## [TEXTO DEL DOCUMENTO]
━━━━━━━━━━━━━━━━━━━━
El culto oficial. El clero.

 

            El templo egipcio era la casa del dios, y el culto cotidiano consistía en una serie de actos prestados a la divinidad. Este servicio diario era el mismo que los servidores rendían a su señor desde el momento del despertar por la mañana hasta aquel en que se acostaba: no era otra la tarea de los sacerdotes.

            Pero el señor al que se servía era infinitamente más exigente que los ricos propietarios o que los altos funcionarios, y hasta que el mismo faraón, porque era un dios, y su presencia sobre la tierra era posible solamente a condición de que nada contaminase su esencia divina. Se requería el aislamiento más completo a fin de que ninguna mirada profana pudiese posarse sobre la estatua viviente; la pureza del templo debía ser desarrollado con el máximo de rigor y con absoluta puntualidad.
━━━━━━━━━━━━━━━━━━━━
## [REGISTROS DE DATOS]

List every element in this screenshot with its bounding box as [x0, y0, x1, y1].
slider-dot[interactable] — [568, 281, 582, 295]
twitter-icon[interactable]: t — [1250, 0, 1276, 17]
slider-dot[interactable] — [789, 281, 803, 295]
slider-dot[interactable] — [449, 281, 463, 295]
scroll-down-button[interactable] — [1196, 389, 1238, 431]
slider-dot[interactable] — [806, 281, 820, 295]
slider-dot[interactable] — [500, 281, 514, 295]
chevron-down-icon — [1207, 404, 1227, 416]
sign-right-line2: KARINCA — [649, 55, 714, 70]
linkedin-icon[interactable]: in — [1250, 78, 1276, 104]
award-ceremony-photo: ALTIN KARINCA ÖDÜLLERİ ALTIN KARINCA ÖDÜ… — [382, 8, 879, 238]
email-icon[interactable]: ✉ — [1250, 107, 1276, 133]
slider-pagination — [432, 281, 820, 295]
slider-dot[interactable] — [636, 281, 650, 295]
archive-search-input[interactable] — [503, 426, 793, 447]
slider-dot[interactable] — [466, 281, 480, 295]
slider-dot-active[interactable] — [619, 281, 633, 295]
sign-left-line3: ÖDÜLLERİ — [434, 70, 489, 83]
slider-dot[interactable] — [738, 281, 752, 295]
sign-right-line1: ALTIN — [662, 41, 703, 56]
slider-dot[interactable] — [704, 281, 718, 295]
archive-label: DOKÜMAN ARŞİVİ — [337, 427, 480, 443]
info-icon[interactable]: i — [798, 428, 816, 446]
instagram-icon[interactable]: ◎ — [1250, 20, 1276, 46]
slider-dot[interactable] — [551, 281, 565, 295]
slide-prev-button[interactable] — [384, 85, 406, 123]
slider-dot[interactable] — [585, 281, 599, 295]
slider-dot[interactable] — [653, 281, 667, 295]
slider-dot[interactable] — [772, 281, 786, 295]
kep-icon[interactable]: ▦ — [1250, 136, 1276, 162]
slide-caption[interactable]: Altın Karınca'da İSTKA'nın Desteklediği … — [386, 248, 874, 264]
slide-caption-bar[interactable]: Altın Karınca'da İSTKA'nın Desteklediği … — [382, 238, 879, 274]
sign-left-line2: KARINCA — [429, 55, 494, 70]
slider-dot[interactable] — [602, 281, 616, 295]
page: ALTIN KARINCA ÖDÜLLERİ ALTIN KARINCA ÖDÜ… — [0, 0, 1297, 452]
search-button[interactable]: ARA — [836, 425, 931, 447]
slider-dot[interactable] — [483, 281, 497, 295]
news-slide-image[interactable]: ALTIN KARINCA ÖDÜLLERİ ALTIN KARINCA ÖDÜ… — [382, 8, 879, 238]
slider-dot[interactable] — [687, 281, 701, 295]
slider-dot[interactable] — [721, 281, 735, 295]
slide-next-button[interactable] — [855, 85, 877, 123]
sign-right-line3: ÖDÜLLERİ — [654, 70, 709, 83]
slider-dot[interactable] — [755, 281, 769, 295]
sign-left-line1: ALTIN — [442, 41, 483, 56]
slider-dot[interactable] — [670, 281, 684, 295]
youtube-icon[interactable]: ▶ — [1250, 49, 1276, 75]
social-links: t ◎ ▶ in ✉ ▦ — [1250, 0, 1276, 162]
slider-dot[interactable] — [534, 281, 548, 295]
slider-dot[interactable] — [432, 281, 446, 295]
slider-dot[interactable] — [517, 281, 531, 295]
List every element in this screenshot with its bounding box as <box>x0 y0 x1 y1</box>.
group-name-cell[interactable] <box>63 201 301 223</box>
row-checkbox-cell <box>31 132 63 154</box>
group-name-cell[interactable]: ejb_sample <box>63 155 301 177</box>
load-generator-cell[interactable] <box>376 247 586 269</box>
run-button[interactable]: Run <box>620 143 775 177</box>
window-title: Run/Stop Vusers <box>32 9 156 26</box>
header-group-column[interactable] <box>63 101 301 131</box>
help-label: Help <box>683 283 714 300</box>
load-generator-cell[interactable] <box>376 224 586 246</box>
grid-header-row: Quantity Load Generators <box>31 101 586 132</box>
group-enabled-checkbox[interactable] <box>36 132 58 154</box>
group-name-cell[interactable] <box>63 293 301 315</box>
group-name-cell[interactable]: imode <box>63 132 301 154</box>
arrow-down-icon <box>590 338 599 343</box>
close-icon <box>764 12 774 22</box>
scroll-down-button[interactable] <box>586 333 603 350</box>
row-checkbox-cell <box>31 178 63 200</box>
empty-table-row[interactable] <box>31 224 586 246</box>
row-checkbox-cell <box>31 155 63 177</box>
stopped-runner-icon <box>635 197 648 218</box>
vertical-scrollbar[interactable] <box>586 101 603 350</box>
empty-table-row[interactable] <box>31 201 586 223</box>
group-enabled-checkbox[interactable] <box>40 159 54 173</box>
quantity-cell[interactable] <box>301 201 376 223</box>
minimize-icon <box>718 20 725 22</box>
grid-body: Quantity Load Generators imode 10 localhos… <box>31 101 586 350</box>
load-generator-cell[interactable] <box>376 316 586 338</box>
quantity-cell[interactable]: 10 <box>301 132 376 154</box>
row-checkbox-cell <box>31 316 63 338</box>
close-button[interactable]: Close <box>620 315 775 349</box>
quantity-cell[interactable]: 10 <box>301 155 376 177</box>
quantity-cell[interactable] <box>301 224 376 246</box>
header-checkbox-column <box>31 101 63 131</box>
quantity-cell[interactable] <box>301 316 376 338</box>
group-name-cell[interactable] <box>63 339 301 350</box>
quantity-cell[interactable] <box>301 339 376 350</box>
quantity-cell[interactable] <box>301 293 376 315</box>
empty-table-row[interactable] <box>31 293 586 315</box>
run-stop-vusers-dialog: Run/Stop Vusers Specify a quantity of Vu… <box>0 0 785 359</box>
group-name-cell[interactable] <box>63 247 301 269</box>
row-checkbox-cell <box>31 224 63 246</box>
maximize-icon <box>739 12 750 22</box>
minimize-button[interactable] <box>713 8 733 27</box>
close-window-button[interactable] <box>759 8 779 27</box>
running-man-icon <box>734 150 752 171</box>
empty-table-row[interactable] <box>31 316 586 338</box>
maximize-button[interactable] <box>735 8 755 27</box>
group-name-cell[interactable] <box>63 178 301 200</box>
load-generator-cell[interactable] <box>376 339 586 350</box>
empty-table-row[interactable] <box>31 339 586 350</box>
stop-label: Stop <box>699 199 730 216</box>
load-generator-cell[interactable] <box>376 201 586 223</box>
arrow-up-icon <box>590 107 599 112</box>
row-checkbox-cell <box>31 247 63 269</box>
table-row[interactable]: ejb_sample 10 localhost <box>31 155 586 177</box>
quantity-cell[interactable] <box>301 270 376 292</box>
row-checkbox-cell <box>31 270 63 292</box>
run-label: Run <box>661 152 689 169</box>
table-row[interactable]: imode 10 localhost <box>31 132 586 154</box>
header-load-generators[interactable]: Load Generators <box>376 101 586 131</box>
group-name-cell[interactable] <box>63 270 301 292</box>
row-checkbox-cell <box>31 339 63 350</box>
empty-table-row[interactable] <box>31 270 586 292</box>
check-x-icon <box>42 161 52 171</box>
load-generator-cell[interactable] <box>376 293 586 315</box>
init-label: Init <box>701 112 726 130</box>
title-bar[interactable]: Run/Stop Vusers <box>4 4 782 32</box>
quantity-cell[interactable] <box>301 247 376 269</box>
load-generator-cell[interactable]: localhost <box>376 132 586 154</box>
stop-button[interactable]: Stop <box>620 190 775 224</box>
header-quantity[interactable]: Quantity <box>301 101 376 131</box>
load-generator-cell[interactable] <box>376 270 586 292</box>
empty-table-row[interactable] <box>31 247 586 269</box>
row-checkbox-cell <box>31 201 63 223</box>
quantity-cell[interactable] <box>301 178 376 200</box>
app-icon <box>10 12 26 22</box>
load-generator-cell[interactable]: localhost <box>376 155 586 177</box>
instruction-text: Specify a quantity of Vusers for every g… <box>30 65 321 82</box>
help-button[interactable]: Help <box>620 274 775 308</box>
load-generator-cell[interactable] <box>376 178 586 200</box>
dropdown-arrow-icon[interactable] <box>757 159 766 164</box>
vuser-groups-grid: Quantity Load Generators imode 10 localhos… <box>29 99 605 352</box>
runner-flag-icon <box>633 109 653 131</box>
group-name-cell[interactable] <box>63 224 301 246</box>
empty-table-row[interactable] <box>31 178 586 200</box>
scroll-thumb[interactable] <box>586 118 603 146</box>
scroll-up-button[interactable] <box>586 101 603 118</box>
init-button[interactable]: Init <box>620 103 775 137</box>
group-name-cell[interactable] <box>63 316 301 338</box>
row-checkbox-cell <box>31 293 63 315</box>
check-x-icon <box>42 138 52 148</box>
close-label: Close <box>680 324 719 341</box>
━━━━━━━━━━━━━━━━━━━━
## [INSTRUCCIONES]
[A] Convierte en una lista numerada el tramo de los registros que va desde su inicio hasta la línea que contiene "scroll-down-button[interactable] — [1196, 389, 1238, 431]", ambos extremos incluidos, y omite las líneas en blanco.
[B] Prosigue el texto sobre el culto oficial y el clero del antiguo Egipto a partir de su última oración.

## [RESPUESTAS ESPERADAS]
[A]
1. List every element in this screenshot with its bounding box as [x0, y0, x1, y1].
2. slider-dot[interactable] — [568, 281, 582, 295]
3. twitter-icon[interactable]: t — [1250, 0, 1276, 17]
4. slider-dot[interactable] — [789, 281, 803, 295]
5. slider-dot[interactable] — [449, 281, 463, 295]
6. scroll-down-button[interactable] — [1196, 389, 1238, 431]

[B]
            El oficio matinal era el más complejo y solemne: los portadores de la ofrendas llevaban las bandejas llenas de carne, pan y fruta, ánforas de cerveza y de vino, y disponían su carga sobre la mesa dispuesta en la sala del altar. Los sacerdotes de grado más elevado purificaban los alimentos con aspersiones y  fumigaciones de incienso, mientras pronunciaban las fórmulas de la consagración; finalmente, el Gran Sacerdote rompía el sello que, desde la noche anterior, cerraba la puerta de la celda y separaba los batientes pronunciando la invocación de ritual: “Despiértate en paz, gran Dios; despiértate, y la paz sea contigo”, y a continuación enumeraba los cuarenta y cinco órganos divinos que tomaban vida en el momento en que eran nombrados: “...Tus ojos iluminando la noche, tus cejas se levantan en toda su belleza... Tú esparces sobre la tierra tu polvo de oro”. Cuando el sol surgía en el horizonte, el sacerdote abría la puerta del gran tabernáculo y el dios aparecía al nuevo día, mientras el oficiante, imponiendo las manos sobre la estatua en un simbólico abrazo, le “rendía el alma” recitando la fórmula de la universalidad divina: “Adoro a Tu Majestad con las plegarias prescritas, con las palabras que acrecientan tu poderío... en las sagradas manifestaciones con las que te has revelado desde el nacimiento del mundo”.

            Terminada la simbólica comida de la mañana, la estatua del dios era elevada, purificada, revestida con la ofrenda de las nueve estolas y, finalmente, untada con aceite perfumado.

            Después del ofrecimiento de granos de natrón, de sal mineral y de resma, la estatua volvía a ser encerrada en el tabernáculo, cuyas puertas eran nuevamente selladas, así como también se ponían nueve sellos en los batientes de la puerta de la celda que permanecía cerrada hasta la mañana siguiente, cuando tendría lugar, con el mismo inmutable ritual, la ceremonia del despertar divino.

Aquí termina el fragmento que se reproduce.